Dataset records
* * * * * * * * *

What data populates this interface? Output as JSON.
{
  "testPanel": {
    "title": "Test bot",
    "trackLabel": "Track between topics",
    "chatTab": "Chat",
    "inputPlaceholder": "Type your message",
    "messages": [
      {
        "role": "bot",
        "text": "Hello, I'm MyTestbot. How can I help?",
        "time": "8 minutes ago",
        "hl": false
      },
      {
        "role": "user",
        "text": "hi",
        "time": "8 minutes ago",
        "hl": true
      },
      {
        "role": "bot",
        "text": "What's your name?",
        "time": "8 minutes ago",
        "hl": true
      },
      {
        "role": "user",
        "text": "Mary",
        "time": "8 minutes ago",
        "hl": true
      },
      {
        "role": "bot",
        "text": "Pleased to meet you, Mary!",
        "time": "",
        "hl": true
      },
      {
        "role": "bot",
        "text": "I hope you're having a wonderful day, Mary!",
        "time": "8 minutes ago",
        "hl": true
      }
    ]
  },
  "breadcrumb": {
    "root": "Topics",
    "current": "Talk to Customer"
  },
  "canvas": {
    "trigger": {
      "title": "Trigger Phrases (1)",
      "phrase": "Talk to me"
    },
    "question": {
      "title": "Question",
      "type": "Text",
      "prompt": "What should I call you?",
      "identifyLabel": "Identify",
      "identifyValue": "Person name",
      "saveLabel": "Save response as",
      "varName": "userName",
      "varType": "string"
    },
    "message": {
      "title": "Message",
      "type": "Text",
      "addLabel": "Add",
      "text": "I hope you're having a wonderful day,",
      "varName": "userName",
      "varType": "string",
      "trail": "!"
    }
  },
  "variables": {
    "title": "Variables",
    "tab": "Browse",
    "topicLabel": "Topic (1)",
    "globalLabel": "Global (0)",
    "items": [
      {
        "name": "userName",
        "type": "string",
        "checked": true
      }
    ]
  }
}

* * * * * * * * *

» **GOAL**
Pick out each line above that includes "hope" and show it.

» **COMPLETED TASK**
        "text": "I hope you're having a wonderful day, Mary!",
      "text": "I hope you're having a wonderful day,",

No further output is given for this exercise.